:: Stated goal ::
Going through the material below, please gather all lines with the word "grand" in them.

[Recorded data]
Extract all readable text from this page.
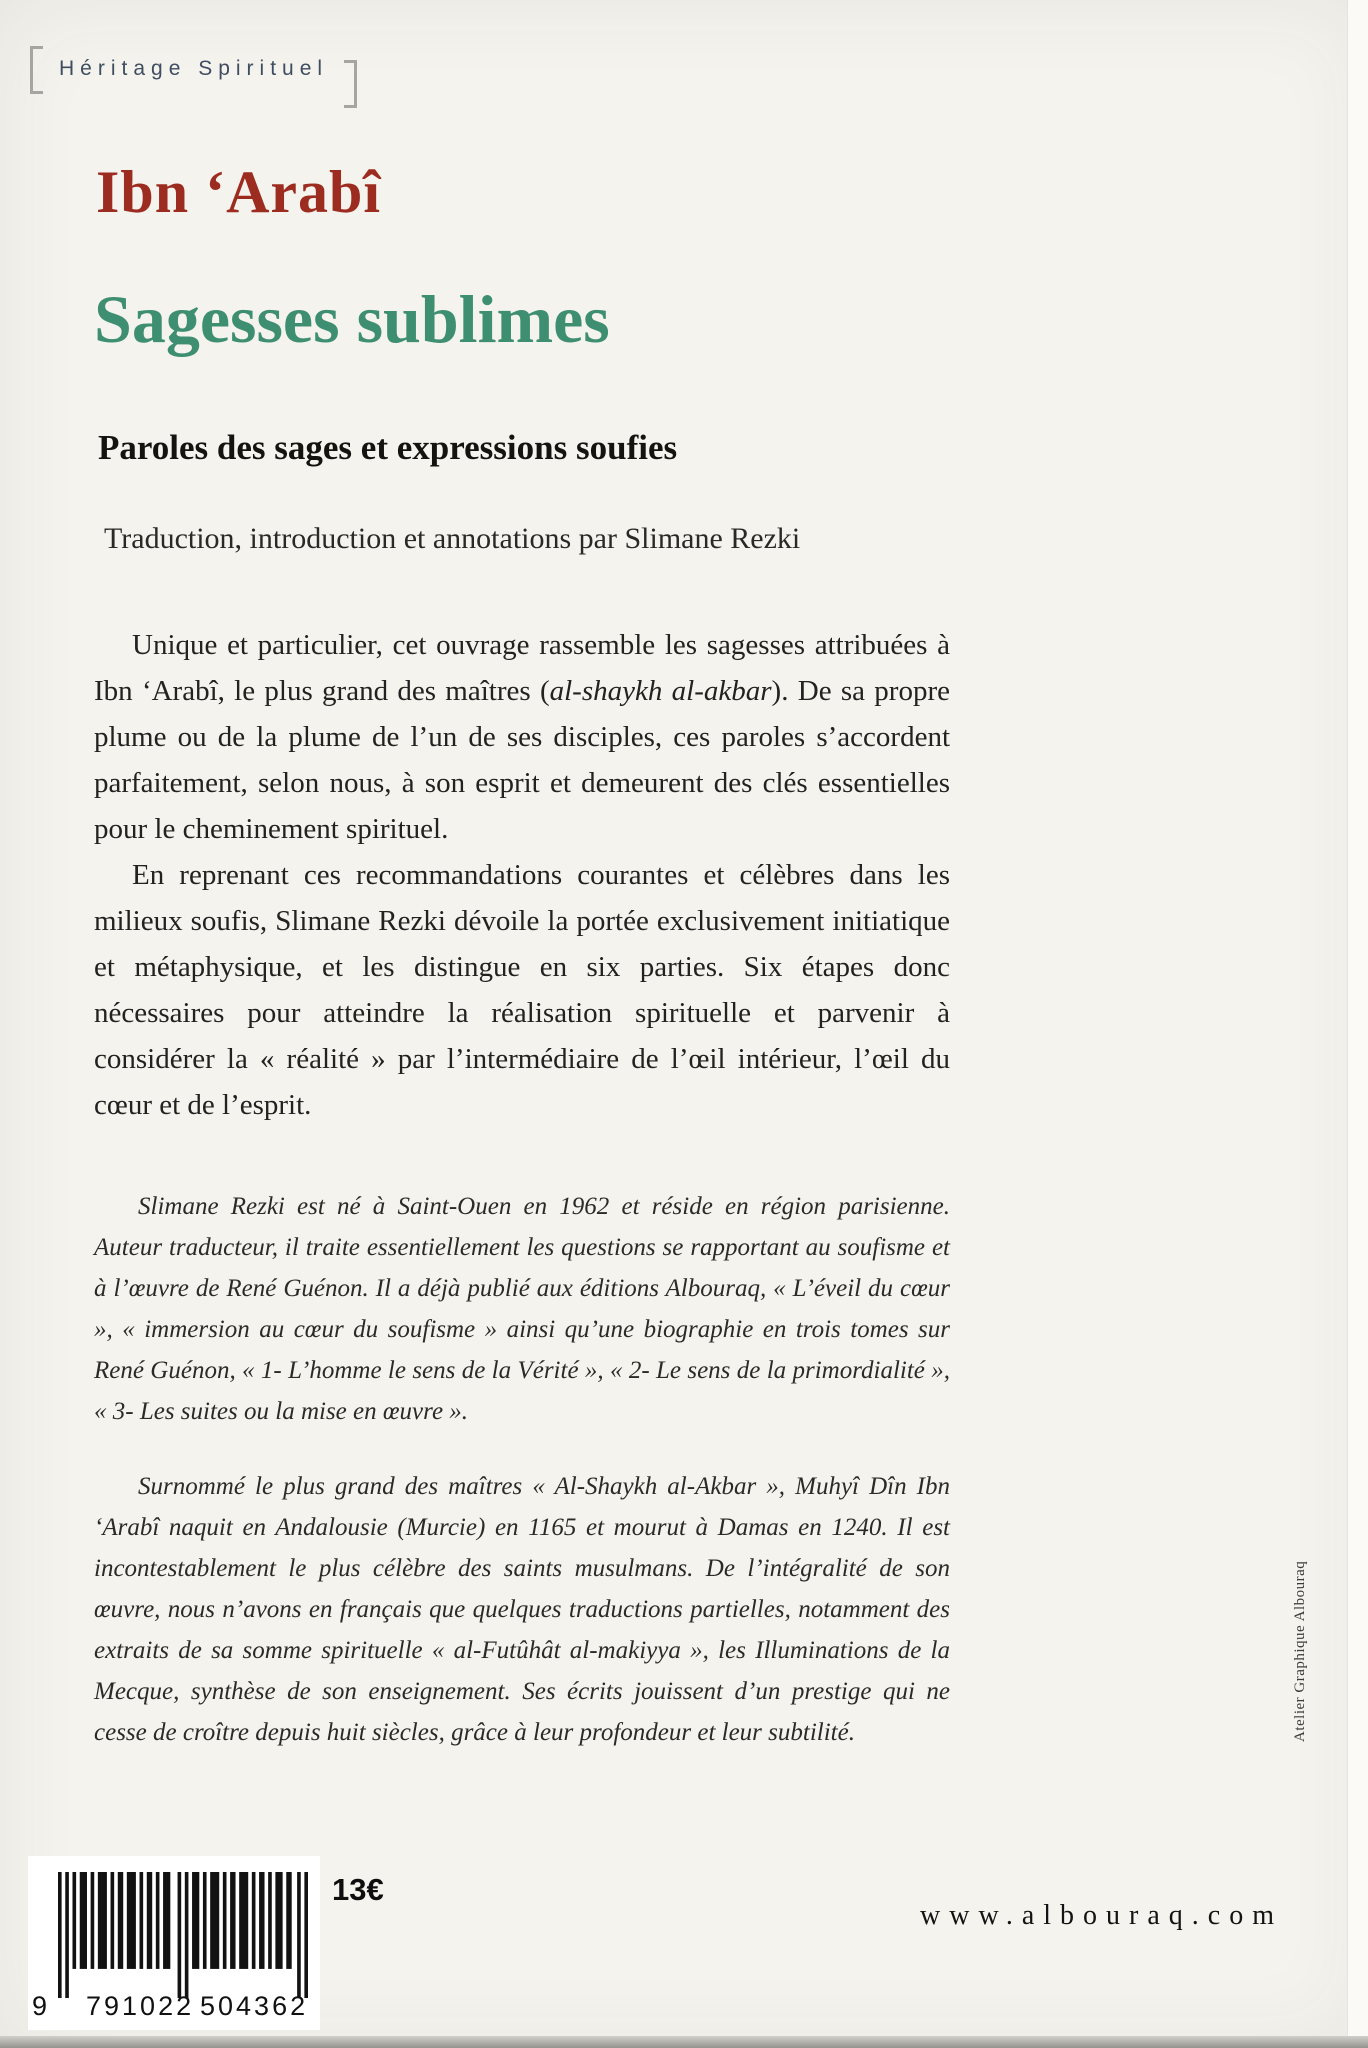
Héritage Spirituel
Ibn ‘Arabî
Sagesses sublimes
Paroles des sages et expressions soufies
Traduction, introduction et annotations par Slimane Rezki

Unique et particulier, cet ouvrage rassemble les sagesses attribuées à Ibn ‘Arabî, le plus grand des maîtres (al-shaykh al-akbar). De sa propre plume ou de la plume de l’un de ses disciples, ces paroles s’accordent parfaitement, selon nous, à son esprit et demeurent des clés essentielles pour le cheminement spirituel.

En reprenant ces recommandations courantes et célèbres dans les milieux soufis, Slimane Rezki dévoile la portée exclusivement initiatique et métaphysique, et les distingue en six parties. Six étapes donc nécessaires pour atteindre la réalisation spirituelle et parvenir à considérer la « réalité » par l’intermédiaire de l’œil intérieur, l’œil du cœur et de l’esprit.

Slimane Rezki est né à Saint-Ouen en 1962 et réside en région parisienne. Auteur traducteur, il traite essentiellement les questions se rapportant au soufisme et à l’œuvre de René Guénon. Il a déjà publié aux éditions Albouraq, « L’éveil du cœur », « immersion au cœur du soufisme » ainsi qu’une biographie en trois tomes sur René Guénon, « 1- L’homme le sens de la Vérité », « 2- Le sens de la primordialité », « 3- Les suites ou la mise en œuvre ».

Surnommé le plus grand des maîtres « Al-Shaykh al-Akbar », Muhyî Dîn Ibn ‘Arabî naquit en Andalousie (Murcie) en 1165 et mourut à Damas en 1240. Il est incontestablement le plus célèbre des saints musulmans. De l’intégralité de son œuvre, nous n’avons en français que quelques traductions partielles, notamment des extraits de sa somme spirituelle « al-Futûhât al-makiyya », les Illuminations de la Mecque, synthèse de son enseignement. Ses écrits jouissent d’un prestige qui ne cesse de croître depuis huit siècles, grâce à leur profondeur et leur subtilité.

9 791022 504362
13€
www.albouraq.com
Atelier Graphique Albouraq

:: Task answer ::
Unique et particulier, cet ouvrage rassemble les sagesses attribuées à Ibn ‘Arabî, le plus grand des maîtres (al-shaykh al-akbar). De sa propre plume ou de la plume de l’un de ses disciples, ces paroles s’accordent parfaitement, selon nous, à son esprit et demeurent des clés essentielles pour le cheminement spirituel.
Surnommé le plus grand des maîtres « Al-Shaykh al-Akbar », Muhyî Dîn Ibn ‘Arabî naquit en Andalousie (Murcie) en 1165 et mourut à Damas en 1240. Il est incontestablement le plus célèbre des saints musulmans. De l’intégralité de son œuvre, nous n’avons en français que quelques traductions partielles, notamment des extraits de sa somme spirituelle « al-Futûhât al-makiyya », les Illuminations de la Mecque, synthèse de son enseignement. Ses écrits jouissent d’un prestige qui ne cesse de croître depuis huit siècles, grâce à leur profondeur et leur subtilité.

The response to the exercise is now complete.